— INSTRUCTIONS FOR THE TASK —
The records below are split into lines. How many of those lines contain the string "ſunt"? Reply with the number only.

— Collected data —
——
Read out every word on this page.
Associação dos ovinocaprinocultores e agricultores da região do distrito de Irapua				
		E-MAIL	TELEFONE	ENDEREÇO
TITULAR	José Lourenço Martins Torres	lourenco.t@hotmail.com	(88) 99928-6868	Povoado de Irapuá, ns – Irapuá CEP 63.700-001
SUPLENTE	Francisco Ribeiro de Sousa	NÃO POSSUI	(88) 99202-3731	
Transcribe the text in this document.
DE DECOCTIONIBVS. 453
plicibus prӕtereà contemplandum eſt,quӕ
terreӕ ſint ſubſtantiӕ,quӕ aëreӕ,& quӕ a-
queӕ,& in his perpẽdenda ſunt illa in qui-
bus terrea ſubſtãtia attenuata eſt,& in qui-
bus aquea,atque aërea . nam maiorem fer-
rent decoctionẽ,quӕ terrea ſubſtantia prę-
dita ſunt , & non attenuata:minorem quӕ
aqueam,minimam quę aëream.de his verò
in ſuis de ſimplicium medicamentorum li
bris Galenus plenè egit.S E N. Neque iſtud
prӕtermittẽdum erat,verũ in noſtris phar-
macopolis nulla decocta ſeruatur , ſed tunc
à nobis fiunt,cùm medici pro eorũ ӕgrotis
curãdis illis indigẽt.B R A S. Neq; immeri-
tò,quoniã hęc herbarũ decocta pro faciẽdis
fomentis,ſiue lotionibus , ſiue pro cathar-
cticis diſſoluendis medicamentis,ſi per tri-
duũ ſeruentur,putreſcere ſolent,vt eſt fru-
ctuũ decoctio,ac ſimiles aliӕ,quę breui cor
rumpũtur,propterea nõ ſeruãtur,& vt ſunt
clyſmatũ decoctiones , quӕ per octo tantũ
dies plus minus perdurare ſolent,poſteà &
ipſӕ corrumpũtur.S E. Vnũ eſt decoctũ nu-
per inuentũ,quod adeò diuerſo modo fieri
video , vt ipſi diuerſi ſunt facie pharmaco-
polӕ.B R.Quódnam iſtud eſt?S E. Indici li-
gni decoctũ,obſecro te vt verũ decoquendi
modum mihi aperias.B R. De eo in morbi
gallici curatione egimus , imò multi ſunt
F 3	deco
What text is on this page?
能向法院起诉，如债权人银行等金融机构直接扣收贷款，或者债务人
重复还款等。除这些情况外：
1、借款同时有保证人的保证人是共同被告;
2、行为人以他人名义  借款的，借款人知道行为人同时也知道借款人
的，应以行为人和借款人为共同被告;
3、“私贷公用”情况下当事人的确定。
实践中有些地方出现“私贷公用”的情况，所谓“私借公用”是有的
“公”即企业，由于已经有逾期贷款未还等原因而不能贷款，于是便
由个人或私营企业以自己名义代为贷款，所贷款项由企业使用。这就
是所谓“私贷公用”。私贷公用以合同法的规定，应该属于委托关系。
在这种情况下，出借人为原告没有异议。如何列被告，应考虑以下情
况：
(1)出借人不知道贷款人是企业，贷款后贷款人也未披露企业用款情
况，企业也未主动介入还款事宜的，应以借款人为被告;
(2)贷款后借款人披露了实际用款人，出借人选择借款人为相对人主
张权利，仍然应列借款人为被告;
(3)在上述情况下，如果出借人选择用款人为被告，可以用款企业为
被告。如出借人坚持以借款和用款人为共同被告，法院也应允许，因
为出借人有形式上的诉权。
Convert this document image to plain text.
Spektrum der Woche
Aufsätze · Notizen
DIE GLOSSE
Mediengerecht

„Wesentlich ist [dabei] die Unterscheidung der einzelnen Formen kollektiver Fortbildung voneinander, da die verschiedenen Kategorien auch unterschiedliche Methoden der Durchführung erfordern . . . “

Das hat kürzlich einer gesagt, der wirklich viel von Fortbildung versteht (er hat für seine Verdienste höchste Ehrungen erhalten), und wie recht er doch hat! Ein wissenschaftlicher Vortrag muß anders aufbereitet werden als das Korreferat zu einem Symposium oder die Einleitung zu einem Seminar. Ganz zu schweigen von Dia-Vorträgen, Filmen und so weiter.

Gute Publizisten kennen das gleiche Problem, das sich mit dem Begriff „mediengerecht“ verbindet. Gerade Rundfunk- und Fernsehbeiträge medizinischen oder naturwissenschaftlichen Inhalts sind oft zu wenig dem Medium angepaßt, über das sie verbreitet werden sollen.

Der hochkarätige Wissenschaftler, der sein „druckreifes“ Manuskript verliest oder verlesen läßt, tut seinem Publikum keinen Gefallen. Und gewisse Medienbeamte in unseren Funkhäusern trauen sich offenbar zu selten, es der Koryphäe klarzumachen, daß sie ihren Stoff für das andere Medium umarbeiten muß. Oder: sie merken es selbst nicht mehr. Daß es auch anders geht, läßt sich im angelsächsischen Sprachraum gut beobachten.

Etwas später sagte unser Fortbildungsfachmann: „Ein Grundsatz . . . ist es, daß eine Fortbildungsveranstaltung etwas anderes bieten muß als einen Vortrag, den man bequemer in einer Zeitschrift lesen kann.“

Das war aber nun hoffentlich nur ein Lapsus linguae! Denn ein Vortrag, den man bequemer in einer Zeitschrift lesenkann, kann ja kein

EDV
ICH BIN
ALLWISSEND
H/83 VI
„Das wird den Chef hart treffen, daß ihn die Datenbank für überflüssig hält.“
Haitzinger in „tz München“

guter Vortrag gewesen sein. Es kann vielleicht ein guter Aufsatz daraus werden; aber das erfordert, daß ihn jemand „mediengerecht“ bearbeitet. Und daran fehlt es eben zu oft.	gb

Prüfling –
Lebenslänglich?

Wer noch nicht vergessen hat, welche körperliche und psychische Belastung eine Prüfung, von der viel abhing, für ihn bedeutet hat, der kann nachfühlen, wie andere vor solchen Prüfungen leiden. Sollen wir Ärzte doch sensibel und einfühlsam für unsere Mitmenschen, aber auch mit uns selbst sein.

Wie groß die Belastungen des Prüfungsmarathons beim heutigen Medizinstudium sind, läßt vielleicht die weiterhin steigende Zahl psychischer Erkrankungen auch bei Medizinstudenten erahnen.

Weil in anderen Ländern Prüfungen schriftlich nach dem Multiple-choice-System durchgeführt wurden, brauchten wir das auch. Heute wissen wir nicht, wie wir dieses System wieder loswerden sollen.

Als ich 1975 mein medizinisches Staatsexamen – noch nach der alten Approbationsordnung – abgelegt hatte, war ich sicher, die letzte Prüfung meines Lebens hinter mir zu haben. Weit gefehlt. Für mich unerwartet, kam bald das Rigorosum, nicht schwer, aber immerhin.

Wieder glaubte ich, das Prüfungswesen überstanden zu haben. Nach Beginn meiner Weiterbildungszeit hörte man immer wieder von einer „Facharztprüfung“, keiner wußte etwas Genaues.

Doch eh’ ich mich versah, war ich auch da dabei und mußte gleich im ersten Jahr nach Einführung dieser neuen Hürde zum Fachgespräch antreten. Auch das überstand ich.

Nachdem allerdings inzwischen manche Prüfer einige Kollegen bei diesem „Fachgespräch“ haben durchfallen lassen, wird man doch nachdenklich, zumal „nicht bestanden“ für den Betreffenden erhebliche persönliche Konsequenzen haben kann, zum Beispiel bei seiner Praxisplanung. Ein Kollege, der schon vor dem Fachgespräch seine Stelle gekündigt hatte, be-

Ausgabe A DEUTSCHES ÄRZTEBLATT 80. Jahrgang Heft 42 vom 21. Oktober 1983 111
——
— OUTPUT BELOW —
5